* [Exercise requirements]
Write out every entry, unchanged. Skip any picture.

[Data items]
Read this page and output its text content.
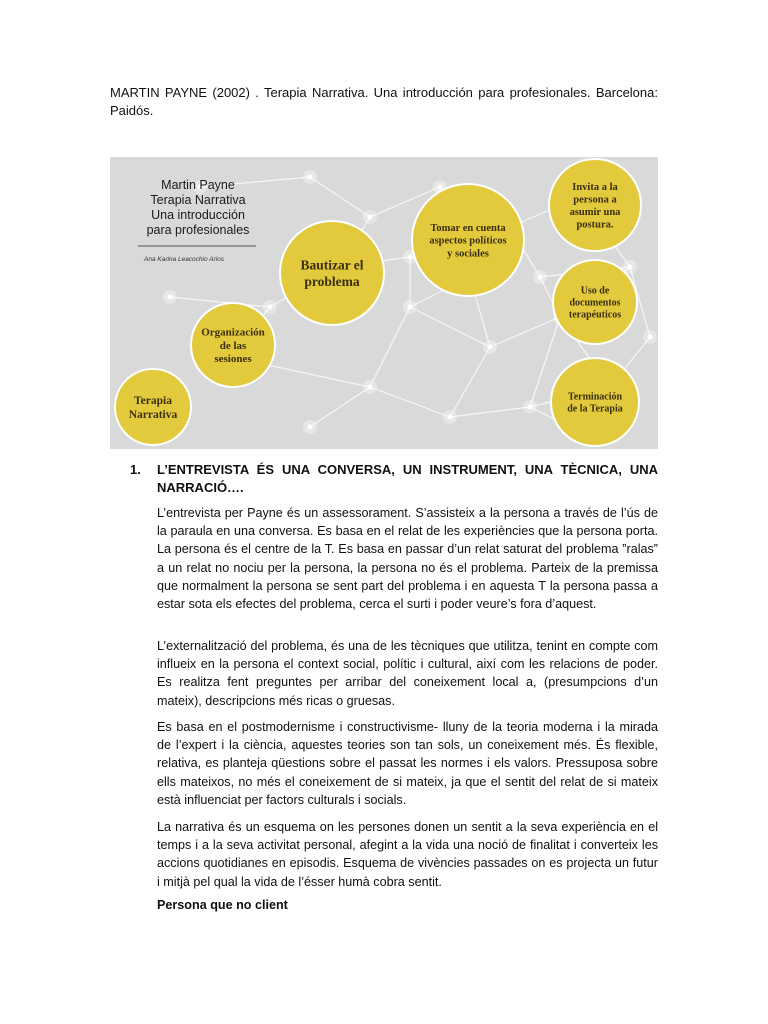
MARTIN PAYNE (2002) . Terapia Narrativa. Una introducción para profesionales. Barcelona: Paidós.
Martin Payne
Terapia Narrativa
Una introducción
para profesionales
Ana Karina Leacochio Arios
Terapia
Narrativa
Organización
de las
sesiones
Bautizar el
problema
Tomar en cuenta
aspectos políticos
y sociales
Invita a la
persona a
asumir una
postura.
Uso de
documentos
terapéuticos
Terminación
de la Terapia
1. L’ENTREVISTA ÉS UNA CONVERSA, UN INSTRUMENT, UNA TÈCNICA, UNA NARRACIÓ….

L’entrevista per Payne és un assessorament. S’assisteix a la persona a través de l’ús de la paraula en una conversa. Es basa en el relat de les experiències que la persona porta. La persona és el centre de la T. Es basa en passar d’un relat saturat del problema ”ralas” a un relat no nociu per la persona, la persona no és el problema. Parteix de la premissa que normalment la persona se sent part del problema i en aquesta T la persona passa a estar sota els efectes del problema, cerca el surti i poder veure’s fora d’aquest.

L’externalització del problema, és una de les tècniques que utilitza, tenint en compte com influeix en la persona el context social, polític i cultural, així com les relacions de poder. Es realitza fent preguntes per arribar del coneixement local a, (presumpcions d’un mateix), descripcions més ricas o gruesas.

Es basa en el postmodernisme i constructivisme- lluny de la teoria moderna i la mirada de l’expert i la ciència, aquestes teories son tan sols, un coneixement més. És flexible, relativa, es planteja qüestions sobre el passat les normes i els valors. Pressuposa sobre ells mateixos, no més el coneixement de si mateix, ja que el sentit del relat de si mateix està influenciat per factors culturals i socials.

La narrativa és un esquema on les persones donen un sentit a la seva experiència en el temps i a la seva activitat personal, afegint a la vida una noció de finalitat i converteix les accions quotidianes en episodis. Esquema de vivències passades on es projecta un futur i mitjà pel qual la vida de l’ésser humà cobra sentit.

Persona que no client
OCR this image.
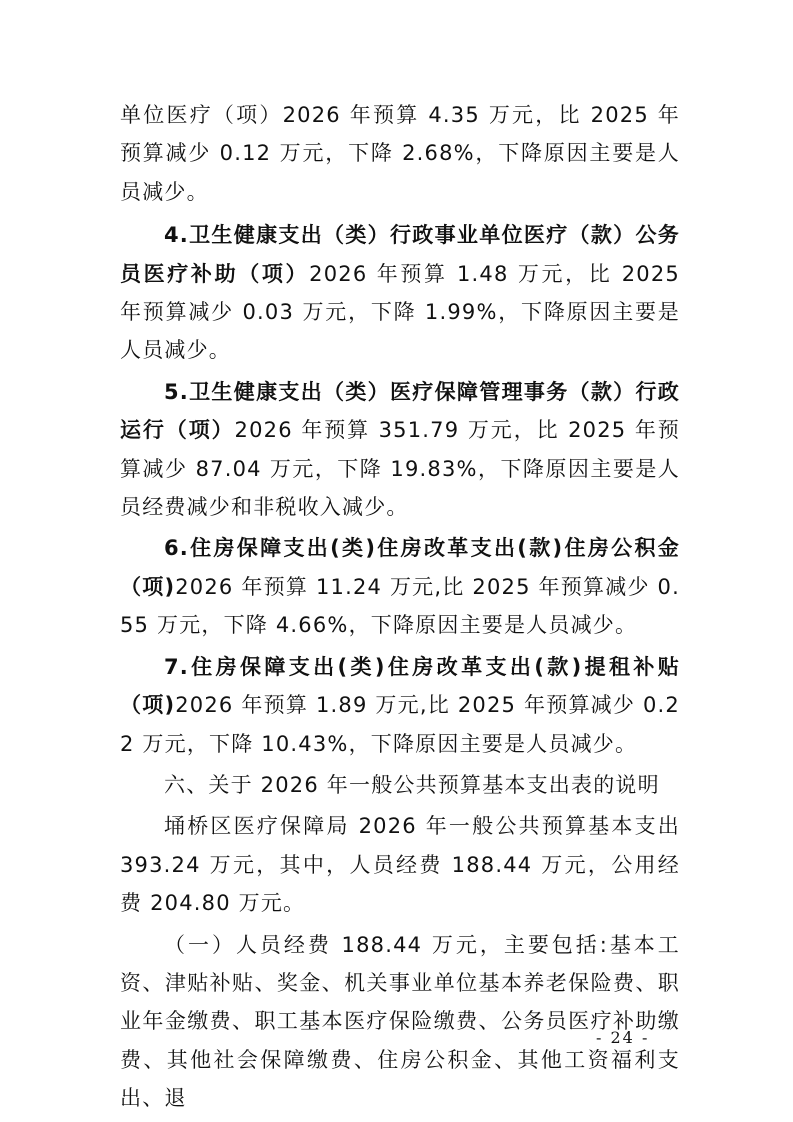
单位医疗（项）2026 年预算 4.35 万元，比 2025 年预算减少 0.12 万元，下降 2.68%，下降原因主要是人员减少。

4.卫生健康支出（类）行政事业单位医疗（款）公务员医疗补助（项）2026 年预算 1.48 万元，比 2025 年预算减少 0.03 万元，下降 1.99%，下降原因主要是人员减少。

5.卫生健康支出（类）医疗保障管理事务（款）行政运行（项）2026 年预算 351.79 万元，比 2025 年预算减少 87.04 万元，下降 19.83%，下降原因主要是人员经费减少和非税收入减少。

6.住房保障支出(类)住房改革支出(款)住房公积金（项)2026 年预算 11.24 万元,比 2025 年预算减少 0.55 万元，下降 4.66%，下降原因主要是人员减少。

7.住房保障支出(类)住房改革支出(款)提租补贴（项)2026 年预算 1.89 万元,比 2025 年预算减少 0.22 万元，下降 10.43%，下降原因主要是人员减少。

六、关于 2026 年一般公共预算基本支出表的说明

埇桥区医疗保障局 2026 年一般公共预算基本支出 393.24 万元，其中，人员经费 188.44 万元，公用经费 204.80 万元。

（一）人员经费 188.44 万元，主要包括:基本工资、津贴补贴、奖金、机关事业单位基本养老保险费、职业年金缴费、职工基本医疗保险缴费、公务员医疗补助缴费、其他社会保障缴费、住房公积金、其他工资福利支出、退

- 24 -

* [Reply to the task]
Read this page and output its text content.
MARTIN PAYNE (2002) . Terapia Narrativa. Una introducción para profesionales. Barcelona: Paidós.
Martin Payne
Terapia Narrativa
Una introducción
para profesionales
Ana Karina Leacochio Arios
Terapia
Narrativa
Organización
de las
sesiones
Bautizar el
problema
Tomar en cuenta
aspectos políticos
y sociales
Invita a la
persona a
asumir una
postura.
Uso de
documentos
terapéuticos
Terminación
de la Terapia
1. L’ENTREVISTA ÉS UNA CONVERSA, UN INSTRUMENT, UNA TÈCNICA, UNA NARRACIÓ….

L’entrevista per Payne és un assessorament. S’assisteix a la persona a través de l’ús de la paraula en una conversa. Es basa en el relat de les experiències que la persona porta. La persona és el centre de la T. Es basa en passar d’un relat saturat del problema ”ralas” a un relat no nociu per la persona, la persona no és el problema. Parteix de la premissa que normalment la persona se sent part del problema i en aquesta T la persona passa a estar sota els efectes del problema, cerca el surti i poder veure’s fora d’aquest.

L’externalització del problema, és una de les tècniques que utilitza, tenint en compte com influeix en la persona el context social, polític i cultural, així com les relacions de poder. Es realitza fent preguntes per arribar del coneixement local a, (presumpcions d’un mateix), descripcions més ricas o gruesas.

Es basa en el postmodernisme i constructivisme- lluny de la teoria moderna i la mirada de l’expert i la ciència, aquestes teories son tan sols, un coneixement més. És flexible, relativa, es planteja qüestions sobre el passat les normes i els valors. Pressuposa sobre ells mateixos, no més el coneixement de si mateix, ja que el sentit del relat de si mateix està influenciat per factors culturals i socials.

La narrativa és un esquema on les persones donen un sentit a la seva experiència en el temps i a la seva activitat personal, afegint a la vida una noció de finalitat i converteix les accions quotidianes en episodis. Esquema de vivències passades on es projecta un futur i mitjà pel qual la vida de l’ésser humà cobra sentit.

Persona que no client
OCR this image.
单位医疗（项）2026 年预算 4.35 万元，比 2025 年预算减少 0.12 万元，下降 2.68%，下降原因主要是人员减少。

4.卫生健康支出（类）行政事业单位医疗（款）公务员医疗补助（项）2026 年预算 1.48 万元，比 2025 年预算减少 0.03 万元，下降 1.99%，下降原因主要是人员减少。

5.卫生健康支出（类）医疗保障管理事务（款）行政运行（项）2026 年预算 351.79 万元，比 2025 年预算减少 87.04 万元，下降 19.83%，下降原因主要是人员经费减少和非税收入减少。

6.住房保障支出(类)住房改革支出(款)住房公积金（项)2026 年预算 11.24 万元,比 2025 年预算减少 0.55 万元，下降 4.66%，下降原因主要是人员减少。

7.住房保障支出(类)住房改革支出(款)提租补贴（项)2026 年预算 1.89 万元,比 2025 年预算减少 0.22 万元，下降 10.43%，下降原因主要是人员减少。

六、关于 2026 年一般公共预算基本支出表的说明

埇桥区医疗保障局 2026 年一般公共预算基本支出 393.24 万元，其中，人员经费 188.44 万元，公用经费 204.80 万元。

（一）人员经费 188.44 万元，主要包括:基本工资、津贴补贴、奖金、机关事业单位基本养老保险费、职业年金缴费、职工基本医疗保险缴费、公务员医疗补助缴费、其他社会保障缴费、住房公积金、其他工资福利支出、退

- 24 -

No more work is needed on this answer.